## CONSIGNES DE L'EXERCICE:
Pouvez-vous renvoyer à l'identique toutes les lignes de chacun des items ci-dessous, en omettant les images ?

--*--

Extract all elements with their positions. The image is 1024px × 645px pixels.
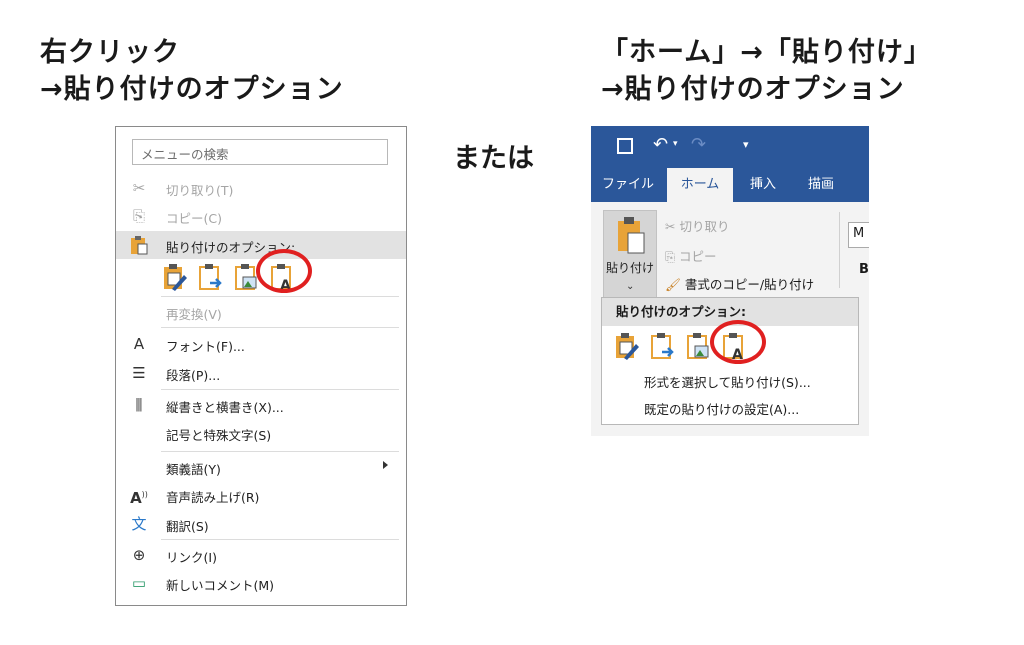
menu-separator: [161, 389, 399, 390]
ribbon-copy-label: コピー: [679, 249, 717, 264]
menu-item-reconvert-label: 再変換(V): [166, 307, 222, 322]
clipboard-icon: [128, 235, 150, 255]
font-name-box[interactable]: M: [848, 222, 869, 248]
menu-item-paragraph[interactable]: ☰ 段落(P)...: [116, 359, 406, 387]
left-heading-line1: 右クリック: [40, 37, 180, 68]
paste-clipboard-icon: [618, 217, 645, 254]
menu-item-symbols-label: 記号と特殊文字(S): [166, 428, 272, 443]
text-direction-icon: ⫼: [135, 396, 143, 414]
highlight-circle: [256, 249, 312, 293]
undo-icon[interactable]: ↶: [653, 134, 668, 155]
right-heading: 「ホーム」→「貼り付け」 →貼り付けのオプション: [601, 34, 932, 108]
undo-dropdown-icon[interactable]: ▾: [673, 139, 678, 149]
tab-draw[interactable]: 描画: [793, 168, 849, 202]
save-icon[interactable]: [617, 138, 633, 154]
left-heading: 右クリック →貼り付けのオプション: [40, 34, 344, 108]
menu-item-read-aloud[interactable]: A)) 音声読み上げ(R): [116, 481, 406, 509]
paste-special-option[interactable]: 形式を選択して貼り付け(S)...: [644, 372, 811, 391]
scissors-icon: ✂: [665, 219, 676, 234]
paste-picture-icon[interactable]: [686, 332, 712, 362]
paste-button-label: 貼り付け: [605, 261, 654, 275]
menu-separator: [161, 539, 399, 540]
read-aloud-icon: A)): [130, 489, 148, 507]
ribbon-tabs: ファイル ホーム 挿入 描画: [591, 168, 869, 202]
redo-icon: ↷: [691, 134, 707, 155]
menu-item-link-label: リンク(I): [166, 550, 217, 565]
word-ribbon: ↶ ▾ ↷ ▾ ファイル ホーム 挿入 描画 貼り付け ⌄ ✂ 切り取り ⎘ コ…: [591, 126, 869, 436]
or-label: または: [453, 143, 534, 174]
menu-item-paste-options: 貼り付けのオプション:: [116, 231, 406, 259]
menu-item-translate-label: 翻訳(S): [166, 519, 209, 534]
paste-keep-source-formatting-icon[interactable]: [162, 263, 188, 293]
chevron-down-icon: ⌄: [626, 281, 635, 292]
right-heading-line2: →貼り付けのオプション: [601, 74, 905, 105]
menu-item-font[interactable]: A フォント(F)...: [116, 330, 406, 358]
tab-insert[interactable]: 挿入: [737, 168, 789, 202]
menu-item-thesaurus-label: 類義語(Y): [166, 462, 221, 477]
paste-merge-formatting-icon[interactable]: [650, 332, 676, 362]
ribbon-format-painter[interactable]: 🖌 書式のコピー/貼り付け: [665, 274, 814, 293]
scissors-icon: ✂: [132, 179, 146, 197]
menu-separator: [161, 327, 399, 328]
menu-item-read-aloud-label: 音声読み上げ(R): [166, 490, 260, 505]
font-icon: A: [133, 335, 145, 353]
format-painter-icon: 🖌: [665, 277, 681, 292]
paste-dropdown: 貼り付けのオプション: A 形式を選択して貼り付け(S)... 既定の貼り付けの…: [601, 297, 859, 425]
menu-separator: [161, 451, 399, 452]
paste-options-row: A: [162, 249, 312, 297]
customize-qat-icon[interactable]: ▾: [743, 138, 749, 151]
paragraph-icon: ☰: [132, 364, 146, 382]
comment-icon: ▭: [131, 574, 147, 592]
ribbon-cut-label: 切り取り: [679, 219, 730, 234]
copy-icon: ⎘: [665, 249, 676, 264]
bold-button[interactable]: B: [859, 262, 869, 277]
ribbon-copy[interactable]: ⎘ コピー: [665, 246, 717, 265]
menu-item-translate[interactable]: 文 翻訳(S): [116, 510, 406, 538]
context-menu: メニューの検索 ✂ 切り取り(T) ⎘ コピー(C) 貼り付けのオプション: A…: [115, 126, 407, 606]
menu-item-text-direction-label: 縦書きと横書き(X)...: [166, 400, 284, 415]
menu-item-text-direction[interactable]: ⫼ 縦書きと横書き(X)...: [116, 391, 406, 419]
menu-item-reconvert[interactable]: 再変換(V): [116, 298, 406, 326]
menu-search-input[interactable]: メニューの検索: [132, 139, 388, 165]
default-paste-option[interactable]: 既定の貼り付けの設定(A)...: [644, 399, 799, 418]
highlight-circle: [710, 320, 766, 364]
read-aloud-icon-letter: A: [130, 489, 142, 507]
paste-merge-formatting-icon[interactable]: [198, 263, 224, 293]
menu-item-font-label: フォント(F)...: [166, 339, 245, 354]
submenu-arrow-icon: [383, 461, 388, 469]
menu-item-copy[interactable]: ⎘ コピー(C): [116, 202, 406, 230]
ribbon-home-body: 貼り付け ⌄ ✂ 切り取り ⎘ コピー 🖌 書式のコピー/貼り付け M B: [591, 202, 869, 298]
ribbon-format-painter-label: 書式のコピー/貼り付け: [684, 277, 815, 292]
menu-item-thesaurus[interactable]: 類義語(Y): [116, 453, 406, 481]
menu-item-symbols[interactable]: 記号と特殊文字(S): [116, 419, 406, 447]
paste-button[interactable]: 貼り付け ⌄: [603, 210, 657, 298]
menu-item-cut-label: 切り取り(T): [166, 183, 234, 198]
copy-icon: ⎘: [132, 207, 145, 225]
right-heading-line1: 「ホーム」→「貼り付け」: [601, 37, 932, 68]
paste-keep-source-formatting-icon[interactable]: [614, 332, 640, 362]
left-heading-line2: →貼り付けのオプション: [40, 74, 344, 105]
ribbon-paste-options-row: A: [614, 320, 766, 366]
tab-file[interactable]: ファイル: [591, 168, 665, 202]
tab-home[interactable]: ホーム: [667, 168, 733, 202]
menu-item-cut[interactable]: ✂ 切り取り(T): [116, 174, 406, 202]
menu-item-paragraph-label: 段落(P)...: [166, 368, 221, 383]
menu-item-new-comment[interactable]: ▭ 新しいコメント(M): [116, 569, 406, 597]
link-icon: ⊕: [132, 546, 146, 564]
translate-icon: 文: [131, 515, 147, 533]
ribbon-group-divider: [839, 212, 840, 288]
menu-separator: [161, 296, 399, 297]
menu-item-copy-label: コピー(C): [166, 211, 222, 226]
menu-item-new-comment-label: 新しいコメント(M): [166, 578, 275, 593]
quick-access-toolbar: ↶ ▾ ↷ ▾: [591, 126, 869, 168]
ribbon-cut[interactable]: ✂ 切り取り: [665, 216, 729, 235]
menu-item-link[interactable]: ⊕ リンク(I): [116, 541, 406, 569]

--*--

## RÉPONSE RÉDIGÉE:
Extract all elements with their positions. The image is 1024px × 645px pixels.
menu-separator: [161, 389, 399, 390]
ribbon-copy-label: コピー: [679, 249, 717, 264]
menu-item-reconvert-label: 再変換(V): [166, 307, 222, 322]
clipboard-icon: [128, 235, 150, 255]
font-name-box[interactable]: M: [848, 222, 869, 248]
menu-item-paragraph[interactable]: ☰ 段落(P)...: [116, 359, 406, 387]
left-heading-line1: 右クリック: [40, 37, 180, 68]
paste-clipboard-icon: [618, 217, 645, 254]
menu-item-symbols-label: 記号と特殊文字(S): [166, 428, 272, 443]
text-direction-icon: ⫼: [135, 396, 143, 414]
highlight-circle: [256, 249, 312, 293]
undo-icon[interactable]: ↶: [653, 134, 668, 155]
right-heading: 「ホーム」→「貼り付け」 →貼り付けのオプション: [601, 34, 932, 108]
undo-dropdown-icon[interactable]: ▾: [673, 139, 678, 149]
tab-draw[interactable]: 描画: [793, 168, 849, 202]
save-icon[interactable]: [617, 138, 633, 154]
left-heading: 右クリック →貼り付けのオプション: [40, 34, 344, 108]
menu-item-read-aloud[interactable]: A)) 音声読み上げ(R): [116, 481, 406, 509]
paste-special-option[interactable]: 形式を選択して貼り付け(S)...: [644, 372, 811, 391]
scissors-icon: ✂: [665, 219, 676, 234]
paste-picture-icon[interactable]: [686, 332, 712, 362]
paste-button-label: 貼り付け: [605, 261, 654, 275]
menu-separator: [161, 539, 399, 540]
read-aloud-icon: A)): [130, 489, 148, 507]
ribbon-tabs: ファイル ホーム 挿入 描画: [591, 168, 869, 202]
redo-icon: ↷: [691, 134, 707, 155]
menu-item-link-label: リンク(I): [166, 550, 217, 565]
word-ribbon: ↶ ▾ ↷ ▾ ファイル ホーム 挿入 描画 貼り付け ⌄ ✂ 切り取り ⎘ コ…: [591, 126, 869, 436]
or-label: または: [453, 143, 534, 174]
menu-item-paste-options: 貼り付けのオプション:: [116, 231, 406, 259]
menu-item-translate-label: 翻訳(S): [166, 519, 209, 534]
paste-keep-source-formatting-icon[interactable]: [162, 263, 188, 293]
chevron-down-icon: ⌄: [626, 281, 635, 292]
right-heading-line2: →貼り付けのオプション: [601, 74, 905, 105]
menu-item-font[interactable]: A フォント(F)...: [116, 330, 406, 358]
tab-insert[interactable]: 挿入: [737, 168, 789, 202]
menu-item-thesaurus-label: 類義語(Y): [166, 462, 221, 477]
paste-merge-formatting-icon[interactable]: [650, 332, 676, 362]
ribbon-format-painter[interactable]: 🖌 書式のコピー/貼り付け: [665, 274, 814, 293]
scissors-icon: ✂: [132, 179, 146, 197]
menu-separator: [161, 327, 399, 328]
menu-item-read-aloud-label: 音声読み上げ(R): [166, 490, 260, 505]
font-icon: A: [133, 335, 145, 353]
format-painter-icon: 🖌: [665, 277, 681, 292]
paste-dropdown: 貼り付けのオプション: A 形式を選択して貼り付け(S)... 既定の貼り付けの…: [601, 297, 859, 425]
menu-separator: [161, 451, 399, 452]
paste-options-row: A: [162, 249, 312, 297]
customize-qat-icon[interactable]: ▾: [743, 138, 749, 151]
paragraph-icon: ☰: [132, 364, 146, 382]
comment-icon: ▭: [131, 574, 147, 592]
ribbon-cut-label: 切り取り: [679, 219, 730, 234]
copy-icon: ⎘: [665, 249, 676, 264]
bold-button[interactable]: B: [859, 262, 869, 277]
ribbon-copy[interactable]: ⎘ コピー: [665, 246, 717, 265]
menu-item-translate[interactable]: 文 翻訳(S): [116, 510, 406, 538]
context-menu: メニューの検索 ✂ 切り取り(T) ⎘ コピー(C) 貼り付けのオプション: A…: [115, 126, 407, 606]
menu-item-text-direction-label: 縦書きと横書き(X)...: [166, 400, 284, 415]
menu-item-text-direction[interactable]: ⫼ 縦書きと横書き(X)...: [116, 391, 406, 419]
menu-item-reconvert[interactable]: 再変換(V): [116, 298, 406, 326]
menu-search-input[interactable]: メニューの検索: [132, 139, 388, 165]
default-paste-option[interactable]: 既定の貼り付けの設定(A)...: [644, 399, 799, 418]
highlight-circle: [710, 320, 766, 364]
read-aloud-icon-letter: A: [130, 489, 142, 507]
paste-merge-formatting-icon[interactable]: [198, 263, 224, 293]
menu-item-font-label: フォント(F)...: [166, 339, 245, 354]
submenu-arrow-icon: [383, 461, 388, 469]
menu-item-copy[interactable]: ⎘ コピー(C): [116, 202, 406, 230]
ribbon-home-body: 貼り付け ⌄ ✂ 切り取り ⎘ コピー 🖌 書式のコピー/貼り付け M B: [591, 202, 869, 298]
ribbon-format-painter-label: 書式のコピー/貼り付け: [684, 277, 815, 292]
menu-item-thesaurus[interactable]: 類義語(Y): [116, 453, 406, 481]
menu-item-symbols[interactable]: 記号と特殊文字(S): [116, 419, 406, 447]
paste-button[interactable]: 貼り付け ⌄: [603, 210, 657, 298]
menu-item-cut-label: 切り取り(T): [166, 183, 234, 198]
copy-icon: ⎘: [132, 207, 145, 225]
right-heading-line1: 「ホーム」→「貼り付け」: [601, 37, 932, 68]
paste-keep-source-formatting-icon[interactable]: [614, 332, 640, 362]
left-heading-line2: →貼り付けのオプション: [40, 74, 344, 105]
ribbon-paste-options-row: A: [614, 320, 766, 366]
tab-file[interactable]: ファイル: [591, 168, 665, 202]
tab-home[interactable]: ホーム: [667, 168, 733, 202]
menu-item-cut[interactable]: ✂ 切り取り(T): [116, 174, 406, 202]
menu-item-paragraph-label: 段落(P)...: [166, 368, 221, 383]
menu-item-new-comment[interactable]: ▭ 新しいコメント(M): [116, 569, 406, 597]
link-icon: ⊕: [132, 546, 146, 564]
translate-icon: 文: [131, 515, 147, 533]
ribbon-group-divider: [839, 212, 840, 288]
menu-separator: [161, 296, 399, 297]
menu-item-copy-label: コピー(C): [166, 211, 222, 226]
menu-item-new-comment-label: 新しいコメント(M): [166, 578, 275, 593]
quick-access-toolbar: ↶ ▾ ↷ ▾: [591, 126, 869, 168]
ribbon-cut[interactable]: ✂ 切り取り: [665, 216, 729, 235]
menu-item-link[interactable]: ⊕ リンク(I): [116, 541, 406, 569]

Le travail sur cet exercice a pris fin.